▶ **Stated exercise**
Keep only the lines where "this" appears.

*-*-*

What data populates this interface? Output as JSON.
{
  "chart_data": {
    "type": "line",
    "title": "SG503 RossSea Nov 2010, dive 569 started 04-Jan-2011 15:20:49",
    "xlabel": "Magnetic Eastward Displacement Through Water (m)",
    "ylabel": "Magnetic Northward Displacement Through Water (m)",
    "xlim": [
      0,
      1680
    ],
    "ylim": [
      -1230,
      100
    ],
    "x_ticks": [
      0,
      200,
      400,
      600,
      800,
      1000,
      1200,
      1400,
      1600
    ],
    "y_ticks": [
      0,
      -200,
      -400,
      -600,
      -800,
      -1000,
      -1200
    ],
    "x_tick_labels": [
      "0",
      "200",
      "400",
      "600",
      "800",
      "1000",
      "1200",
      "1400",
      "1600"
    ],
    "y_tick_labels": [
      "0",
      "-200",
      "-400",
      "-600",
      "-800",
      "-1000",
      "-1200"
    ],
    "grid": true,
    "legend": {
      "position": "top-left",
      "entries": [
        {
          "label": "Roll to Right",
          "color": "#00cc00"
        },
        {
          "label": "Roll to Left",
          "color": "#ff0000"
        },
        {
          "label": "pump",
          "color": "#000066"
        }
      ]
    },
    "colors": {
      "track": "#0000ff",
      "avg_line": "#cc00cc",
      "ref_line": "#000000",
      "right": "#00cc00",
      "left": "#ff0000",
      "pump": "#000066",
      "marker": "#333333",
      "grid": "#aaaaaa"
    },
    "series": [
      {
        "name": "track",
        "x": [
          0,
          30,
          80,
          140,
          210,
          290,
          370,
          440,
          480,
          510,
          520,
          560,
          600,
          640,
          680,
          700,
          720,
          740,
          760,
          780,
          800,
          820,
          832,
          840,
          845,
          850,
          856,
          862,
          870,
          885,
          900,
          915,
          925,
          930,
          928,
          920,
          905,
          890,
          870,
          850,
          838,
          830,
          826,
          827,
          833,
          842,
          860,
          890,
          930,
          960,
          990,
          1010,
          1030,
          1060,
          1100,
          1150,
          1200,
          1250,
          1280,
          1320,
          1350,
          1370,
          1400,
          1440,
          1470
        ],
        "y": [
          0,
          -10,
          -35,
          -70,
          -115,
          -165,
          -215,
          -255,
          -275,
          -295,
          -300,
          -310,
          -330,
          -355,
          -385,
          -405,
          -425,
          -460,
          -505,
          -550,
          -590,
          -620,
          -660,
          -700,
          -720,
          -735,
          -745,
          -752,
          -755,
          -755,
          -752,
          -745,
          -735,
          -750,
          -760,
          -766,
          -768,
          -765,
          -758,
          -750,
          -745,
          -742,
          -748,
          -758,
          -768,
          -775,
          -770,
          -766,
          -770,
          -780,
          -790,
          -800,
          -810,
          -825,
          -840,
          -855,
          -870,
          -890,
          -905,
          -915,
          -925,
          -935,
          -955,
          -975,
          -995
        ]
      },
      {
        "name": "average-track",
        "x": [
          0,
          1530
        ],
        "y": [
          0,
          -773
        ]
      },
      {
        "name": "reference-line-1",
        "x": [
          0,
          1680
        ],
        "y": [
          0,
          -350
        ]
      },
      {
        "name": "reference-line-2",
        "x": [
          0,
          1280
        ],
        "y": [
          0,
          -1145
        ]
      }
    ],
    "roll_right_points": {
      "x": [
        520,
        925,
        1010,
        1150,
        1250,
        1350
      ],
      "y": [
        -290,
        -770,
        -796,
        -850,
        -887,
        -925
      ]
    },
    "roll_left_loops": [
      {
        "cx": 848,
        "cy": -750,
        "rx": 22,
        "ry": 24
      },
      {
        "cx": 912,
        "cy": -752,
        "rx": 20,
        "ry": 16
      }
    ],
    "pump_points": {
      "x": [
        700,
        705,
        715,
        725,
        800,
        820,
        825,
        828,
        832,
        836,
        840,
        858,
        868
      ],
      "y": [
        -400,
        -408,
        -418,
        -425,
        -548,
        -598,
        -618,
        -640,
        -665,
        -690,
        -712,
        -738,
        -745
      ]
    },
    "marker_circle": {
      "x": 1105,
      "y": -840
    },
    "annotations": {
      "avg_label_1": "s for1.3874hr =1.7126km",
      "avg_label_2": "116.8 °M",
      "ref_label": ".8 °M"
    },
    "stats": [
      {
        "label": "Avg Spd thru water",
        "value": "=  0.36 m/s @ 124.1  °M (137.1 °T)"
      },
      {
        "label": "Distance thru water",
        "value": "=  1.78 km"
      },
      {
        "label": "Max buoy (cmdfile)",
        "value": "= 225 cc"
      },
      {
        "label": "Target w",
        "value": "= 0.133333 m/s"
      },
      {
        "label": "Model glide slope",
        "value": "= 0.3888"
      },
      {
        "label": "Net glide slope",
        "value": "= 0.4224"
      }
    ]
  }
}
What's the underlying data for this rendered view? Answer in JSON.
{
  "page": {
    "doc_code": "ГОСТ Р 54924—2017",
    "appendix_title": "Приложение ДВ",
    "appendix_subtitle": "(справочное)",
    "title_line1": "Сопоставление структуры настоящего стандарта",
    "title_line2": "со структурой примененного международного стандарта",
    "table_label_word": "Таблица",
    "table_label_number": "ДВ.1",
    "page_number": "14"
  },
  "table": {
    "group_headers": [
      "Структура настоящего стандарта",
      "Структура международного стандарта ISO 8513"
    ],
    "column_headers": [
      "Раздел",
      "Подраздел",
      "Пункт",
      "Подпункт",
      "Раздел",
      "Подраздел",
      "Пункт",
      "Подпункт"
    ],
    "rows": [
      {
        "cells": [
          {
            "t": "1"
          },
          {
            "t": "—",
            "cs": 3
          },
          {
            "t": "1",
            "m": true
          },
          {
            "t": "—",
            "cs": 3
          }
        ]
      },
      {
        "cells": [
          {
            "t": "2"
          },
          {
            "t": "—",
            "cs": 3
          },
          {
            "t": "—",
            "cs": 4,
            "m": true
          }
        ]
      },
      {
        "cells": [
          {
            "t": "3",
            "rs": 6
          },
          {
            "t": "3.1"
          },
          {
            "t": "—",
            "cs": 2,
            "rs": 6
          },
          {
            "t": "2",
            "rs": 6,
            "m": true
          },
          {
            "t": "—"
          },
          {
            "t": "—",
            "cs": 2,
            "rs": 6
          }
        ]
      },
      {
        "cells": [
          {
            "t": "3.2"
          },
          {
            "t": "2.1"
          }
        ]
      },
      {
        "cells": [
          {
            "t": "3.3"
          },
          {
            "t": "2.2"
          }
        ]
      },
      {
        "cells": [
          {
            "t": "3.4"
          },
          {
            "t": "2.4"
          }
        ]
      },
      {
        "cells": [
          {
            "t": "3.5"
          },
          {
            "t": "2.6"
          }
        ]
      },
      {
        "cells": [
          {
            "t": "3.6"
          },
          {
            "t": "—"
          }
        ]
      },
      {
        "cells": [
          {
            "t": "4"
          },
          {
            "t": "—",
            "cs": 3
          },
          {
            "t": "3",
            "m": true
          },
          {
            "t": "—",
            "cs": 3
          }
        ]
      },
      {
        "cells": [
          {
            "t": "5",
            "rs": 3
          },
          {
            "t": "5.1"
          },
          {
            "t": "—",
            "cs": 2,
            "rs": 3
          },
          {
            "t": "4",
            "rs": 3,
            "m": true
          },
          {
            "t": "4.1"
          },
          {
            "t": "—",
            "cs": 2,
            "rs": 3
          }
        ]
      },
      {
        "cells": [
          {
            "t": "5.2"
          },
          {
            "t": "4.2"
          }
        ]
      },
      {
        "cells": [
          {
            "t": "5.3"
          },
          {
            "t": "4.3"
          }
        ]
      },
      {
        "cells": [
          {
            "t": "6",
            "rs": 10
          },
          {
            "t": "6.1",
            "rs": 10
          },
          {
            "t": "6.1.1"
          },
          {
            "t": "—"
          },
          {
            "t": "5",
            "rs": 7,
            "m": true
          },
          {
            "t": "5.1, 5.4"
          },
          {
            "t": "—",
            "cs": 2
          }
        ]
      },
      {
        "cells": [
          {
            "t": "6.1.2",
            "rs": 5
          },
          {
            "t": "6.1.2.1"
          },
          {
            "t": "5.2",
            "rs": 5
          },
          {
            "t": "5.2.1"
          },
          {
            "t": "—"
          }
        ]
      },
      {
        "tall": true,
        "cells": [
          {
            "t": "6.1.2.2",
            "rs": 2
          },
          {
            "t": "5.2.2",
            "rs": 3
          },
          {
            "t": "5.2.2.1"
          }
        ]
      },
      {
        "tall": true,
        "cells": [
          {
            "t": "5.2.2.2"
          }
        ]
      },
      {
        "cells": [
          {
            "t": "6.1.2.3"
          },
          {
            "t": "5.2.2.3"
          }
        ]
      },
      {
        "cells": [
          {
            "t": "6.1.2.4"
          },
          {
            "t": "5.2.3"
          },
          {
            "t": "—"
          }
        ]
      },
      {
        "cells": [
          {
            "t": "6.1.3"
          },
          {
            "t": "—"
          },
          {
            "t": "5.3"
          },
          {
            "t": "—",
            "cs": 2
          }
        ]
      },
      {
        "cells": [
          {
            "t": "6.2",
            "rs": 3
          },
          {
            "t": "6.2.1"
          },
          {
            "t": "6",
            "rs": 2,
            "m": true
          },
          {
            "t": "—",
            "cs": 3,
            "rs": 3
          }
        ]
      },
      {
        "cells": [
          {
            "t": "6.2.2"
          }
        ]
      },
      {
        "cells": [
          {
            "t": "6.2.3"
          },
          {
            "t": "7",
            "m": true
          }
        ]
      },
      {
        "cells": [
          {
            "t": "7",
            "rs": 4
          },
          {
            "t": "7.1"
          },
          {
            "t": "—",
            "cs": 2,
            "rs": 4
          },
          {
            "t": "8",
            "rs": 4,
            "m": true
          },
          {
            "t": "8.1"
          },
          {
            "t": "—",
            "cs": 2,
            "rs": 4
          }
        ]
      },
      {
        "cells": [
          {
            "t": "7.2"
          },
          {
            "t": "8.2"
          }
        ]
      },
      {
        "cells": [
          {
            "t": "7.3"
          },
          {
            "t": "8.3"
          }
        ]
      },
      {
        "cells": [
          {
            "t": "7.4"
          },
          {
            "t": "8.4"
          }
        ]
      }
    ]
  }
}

*-*-*

▶ **The completed task**
What data populates this interface? Output as JSON.
What's the underlying data for this rendered view? Answer in JSON.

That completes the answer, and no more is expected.